**Given task**
Leave out the pictures and copy everything else in the entries exactly.

**Material to process**
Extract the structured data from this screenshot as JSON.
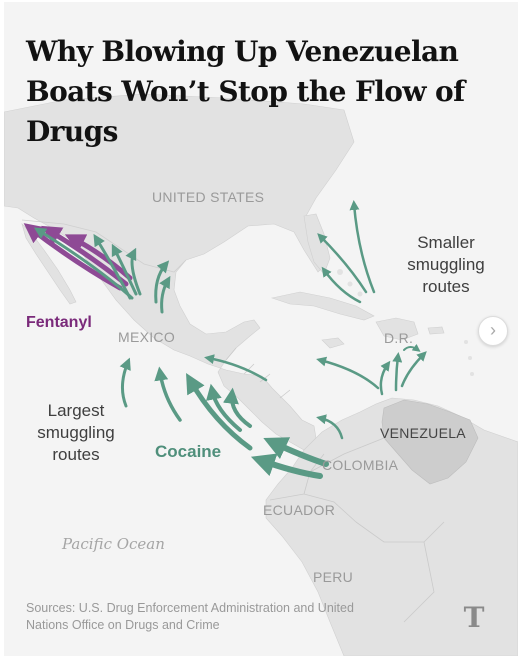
{
  "headline": "Why Blowing Up Venezuelan Boats Won’t Stop the Flow of Drugs",
  "labels": {
    "united_states": "UNITED STATES",
    "mexico": "MEXICO",
    "dr": "D.R.",
    "venezuela": "VENEZUELA",
    "colombia": "COLOMBIA",
    "ecuador": "ECUADOR",
    "peru": "PERU",
    "pacific_ocean": "Pacific Ocean"
  },
  "annotations": {
    "smaller_routes": "Smaller smuggling routes",
    "largest_routes": "Largest smuggling routes",
    "fentanyl": "Fentanyl",
    "cocaine": "Cocaine"
  },
  "sources": "Sources: U.S. Drug Enforcement Administration and United Nations Office on Drugs and Crime",
  "logo_text": "T",
  "next_button": "›",
  "colors": {
    "fentanyl": "#8e4a95",
    "cocaine": "#5a9a85",
    "land": "#e3e3e3",
    "water": "#f4f4f4"
  },
  "icons": {
    "next": "chevron-right-icon",
    "logo": "nyt-logo-icon"
  }
}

**Response to the exercise**
Extract the structured data from this screenshot as JSON.
{
  "headline": "Why Blowing Up Venezuelan Boats Won’t Stop the Flow of Drugs",
  "labels": {
    "united_states": "UNITED STATES",
    "mexico": "MEXICO",
    "dr": "D.R.",
    "venezuela": "VENEZUELA",
    "colombia": "COLOMBIA",
    "ecuador": "ECUADOR",
    "peru": "PERU",
    "pacific_ocean": "Pacific Ocean"
  },
  "annotations": {
    "smaller_routes": "Smaller smuggling routes",
    "largest_routes": "Largest smuggling routes",
    "fentanyl": "Fentanyl",
    "cocaine": "Cocaine"
  },
  "sources": "Sources: U.S. Drug Enforcement Administration and United Nations Office on Drugs and Crime",
  "logo_text": "T",
  "next_button": "›",
  "colors": {
    "fentanyl": "#8e4a95",
    "cocaine": "#5a9a85",
    "land": "#e3e3e3",
    "water": "#f4f4f4"
  },
  "icons": {
    "next": "chevron-right-icon",
    "logo": "nyt-logo-icon"
  }
}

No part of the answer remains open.